##### Task data
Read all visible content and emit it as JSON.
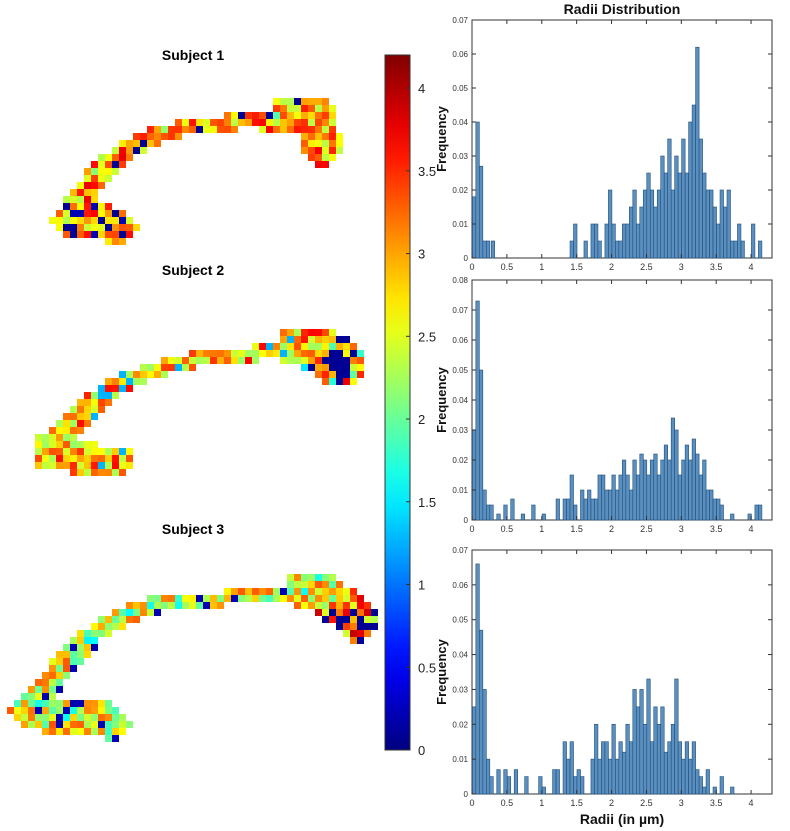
{
  "subjects": [
    {
      "title": "Subject 1"
    },
    {
      "title": "Subject 2"
    },
    {
      "title": "Subject 3"
    }
  ],
  "colorbar": {
    "ticks": [
      "0",
      "0.5",
      "1",
      "1.5",
      "2",
      "2.5",
      "3",
      "3.5",
      "4"
    ],
    "min": 0,
    "max": 4.2,
    "colormap": "jet"
  },
  "chart_data": [
    {
      "type": "bar",
      "title": "Radii Distribution",
      "xlabel": "",
      "ylabel": "Frequency",
      "xlim": [
        0,
        4.3
      ],
      "ylim": [
        0,
        0.07
      ],
      "x_ticks": [
        "0",
        "0.5",
        "1",
        "1.5",
        "2",
        "2.5",
        "3",
        "3.5",
        "4"
      ],
      "y_ticks": [
        "0",
        "0.01",
        "0.02",
        "0.03",
        "0.04",
        "0.05",
        "0.06",
        "0.07"
      ],
      "bar_color": "#5b8fbf",
      "bins": [
        [
          0.03,
          0.018
        ],
        [
          0.08,
          0.04
        ],
        [
          0.13,
          0.027
        ],
        [
          0.18,
          0.005
        ],
        [
          0.23,
          0.005
        ],
        [
          0.3,
          0.005
        ],
        [
          1.43,
          0.005
        ],
        [
          1.48,
          0.01
        ],
        [
          1.63,
          0.005
        ],
        [
          1.73,
          0.01
        ],
        [
          1.78,
          0.01
        ],
        [
          1.83,
          0.005
        ],
        [
          1.93,
          0.01
        ],
        [
          1.98,
          0.02
        ],
        [
          2.03,
          0.01
        ],
        [
          2.08,
          0.005
        ],
        [
          2.13,
          0.005
        ],
        [
          2.18,
          0.01
        ],
        [
          2.23,
          0.01
        ],
        [
          2.28,
          0.015
        ],
        [
          2.33,
          0.02
        ],
        [
          2.38,
          0.01
        ],
        [
          2.43,
          0.015
        ],
        [
          2.48,
          0.02
        ],
        [
          2.53,
          0.025
        ],
        [
          2.58,
          0.02
        ],
        [
          2.63,
          0.015
        ],
        [
          2.68,
          0.02
        ],
        [
          2.73,
          0.03
        ],
        [
          2.78,
          0.025
        ],
        [
          2.83,
          0.035
        ],
        [
          2.88,
          0.02
        ],
        [
          2.93,
          0.03
        ],
        [
          2.98,
          0.025
        ],
        [
          3.03,
          0.035
        ],
        [
          3.08,
          0.025
        ],
        [
          3.13,
          0.04
        ],
        [
          3.18,
          0.045
        ],
        [
          3.23,
          0.062
        ],
        [
          3.28,
          0.035
        ],
        [
          3.33,
          0.025
        ],
        [
          3.38,
          0.02
        ],
        [
          3.43,
          0.02
        ],
        [
          3.48,
          0.015
        ],
        [
          3.53,
          0.01
        ],
        [
          3.58,
          0.02
        ],
        [
          3.63,
          0.015
        ],
        [
          3.68,
          0.02
        ],
        [
          3.73,
          0.005
        ],
        [
          3.78,
          0.005
        ],
        [
          3.83,
          0.01
        ],
        [
          3.88,
          0.005
        ],
        [
          4.03,
          0.01
        ],
        [
          4.13,
          0.005
        ]
      ]
    },
    {
      "type": "bar",
      "title": "",
      "xlabel": "",
      "ylabel": "Frequency",
      "xlim": [
        0,
        4.3
      ],
      "ylim": [
        0,
        0.08
      ],
      "x_ticks": [
        "0",
        "0.5",
        "1",
        "1.5",
        "2",
        "2.5",
        "3",
        "3.5",
        "4"
      ],
      "y_ticks": [
        "0",
        "0.01",
        "0.02",
        "0.03",
        "0.04",
        "0.05",
        "0.06",
        "0.07",
        "0.08"
      ],
      "bar_color": "#5b8fbf",
      "bins": [
        [
          0.03,
          0.03
        ],
        [
          0.08,
          0.073
        ],
        [
          0.13,
          0.05
        ],
        [
          0.18,
          0.01
        ],
        [
          0.23,
          0.005
        ],
        [
          0.28,
          0.005
        ],
        [
          0.38,
          0.002
        ],
        [
          0.48,
          0.005
        ],
        [
          0.58,
          0.007
        ],
        [
          0.73,
          0.002
        ],
        [
          0.88,
          0.005
        ],
        [
          1.03,
          0.002
        ],
        [
          1.23,
          0.007
        ],
        [
          1.33,
          0.007
        ],
        [
          1.38,
          0.007
        ],
        [
          1.43,
          0.015
        ],
        [
          1.48,
          0.005
        ],
        [
          1.58,
          0.01
        ],
        [
          1.63,
          0.007
        ],
        [
          1.68,
          0.01
        ],
        [
          1.73,
          0.007
        ],
        [
          1.78,
          0.007
        ],
        [
          1.83,
          0.015
        ],
        [
          1.88,
          0.015
        ],
        [
          1.93,
          0.01
        ],
        [
          1.98,
          0.01
        ],
        [
          2.03,
          0.015
        ],
        [
          2.08,
          0.01
        ],
        [
          2.13,
          0.015
        ],
        [
          2.18,
          0.02
        ],
        [
          2.23,
          0.015
        ],
        [
          2.28,
          0.01
        ],
        [
          2.33,
          0.02
        ],
        [
          2.38,
          0.015
        ],
        [
          2.43,
          0.022
        ],
        [
          2.48,
          0.02
        ],
        [
          2.53,
          0.015
        ],
        [
          2.58,
          0.02
        ],
        [
          2.63,
          0.022
        ],
        [
          2.68,
          0.015
        ],
        [
          2.73,
          0.02
        ],
        [
          2.78,
          0.025
        ],
        [
          2.83,
          0.02
        ],
        [
          2.88,
          0.034
        ],
        [
          2.93,
          0.03
        ],
        [
          2.98,
          0.015
        ],
        [
          3.03,
          0.02
        ],
        [
          3.08,
          0.025
        ],
        [
          3.13,
          0.02
        ],
        [
          3.18,
          0.027
        ],
        [
          3.23,
          0.022
        ],
        [
          3.28,
          0.015
        ],
        [
          3.33,
          0.02
        ],
        [
          3.38,
          0.01
        ],
        [
          3.43,
          0.01
        ],
        [
          3.48,
          0.007
        ],
        [
          3.53,
          0.007
        ],
        [
          3.58,
          0.005
        ],
        [
          3.73,
          0.002
        ],
        [
          3.98,
          0.002
        ],
        [
          4.08,
          0.005
        ],
        [
          4.13,
          0.005
        ]
      ]
    },
    {
      "type": "bar",
      "title": "",
      "xlabel": "Radii (in µm)",
      "ylabel": "Frequency",
      "xlim": [
        0,
        4.3
      ],
      "ylim": [
        0,
        0.07
      ],
      "x_ticks": [
        "0",
        "0.5",
        "1",
        "1.5",
        "2",
        "2.5",
        "3",
        "3.5",
        "4"
      ],
      "y_ticks": [
        "0",
        "0.01",
        "0.02",
        "0.03",
        "0.04",
        "0.05",
        "0.06",
        "0.07"
      ],
      "bar_color": "#5b8fbf",
      "bins": [
        [
          0.03,
          0.025
        ],
        [
          0.08,
          0.066
        ],
        [
          0.13,
          0.047
        ],
        [
          0.18,
          0.03
        ],
        [
          0.23,
          0.01
        ],
        [
          0.28,
          0.005
        ],
        [
          0.38,
          0.007
        ],
        [
          0.48,
          0.007
        ],
        [
          0.53,
          0.005
        ],
        [
          0.63,
          0.007
        ],
        [
          0.78,
          0.005
        ],
        [
          0.98,
          0.005
        ],
        [
          1.03,
          0.002
        ],
        [
          1.18,
          0.007
        ],
        [
          1.23,
          0.007
        ],
        [
          1.33,
          0.015
        ],
        [
          1.38,
          0.01
        ],
        [
          1.43,
          0.015
        ],
        [
          1.48,
          0.005
        ],
        [
          1.53,
          0.007
        ],
        [
          1.58,
          0.005
        ],
        [
          1.73,
          0.01
        ],
        [
          1.78,
          0.02
        ],
        [
          1.83,
          0.01
        ],
        [
          1.88,
          0.015
        ],
        [
          1.93,
          0.015
        ],
        [
          1.98,
          0.01
        ],
        [
          2.03,
          0.02
        ],
        [
          2.08,
          0.01
        ],
        [
          2.13,
          0.015
        ],
        [
          2.18,
          0.012
        ],
        [
          2.23,
          0.02
        ],
        [
          2.28,
          0.015
        ],
        [
          2.33,
          0.03
        ],
        [
          2.38,
          0.025
        ],
        [
          2.43,
          0.03
        ],
        [
          2.48,
          0.02
        ],
        [
          2.53,
          0.033
        ],
        [
          2.58,
          0.015
        ],
        [
          2.63,
          0.025
        ],
        [
          2.68,
          0.02
        ],
        [
          2.73,
          0.025
        ],
        [
          2.78,
          0.012
        ],
        [
          2.83,
          0.015
        ],
        [
          2.88,
          0.02
        ],
        [
          2.93,
          0.033
        ],
        [
          2.98,
          0.015
        ],
        [
          3.03,
          0.01
        ],
        [
          3.08,
          0.015
        ],
        [
          3.13,
          0.01
        ],
        [
          3.18,
          0.015
        ],
        [
          3.23,
          0.007
        ],
        [
          3.28,
          0.005
        ],
        [
          3.33,
          0.002
        ],
        [
          3.38,
          0.007
        ],
        [
          3.48,
          0.002
        ],
        [
          3.58,
          0.005
        ],
        [
          3.73,
          0.002
        ]
      ]
    }
  ]
}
##########
Given exercise:
From the data, list each line in which the string "title" appears.

Output:
      "title": "Subject 1"
      "title": "Subject 2"
      "title": "Subject 3"
      "title": "Radii Distribution",
      "title": "",
      "title": "",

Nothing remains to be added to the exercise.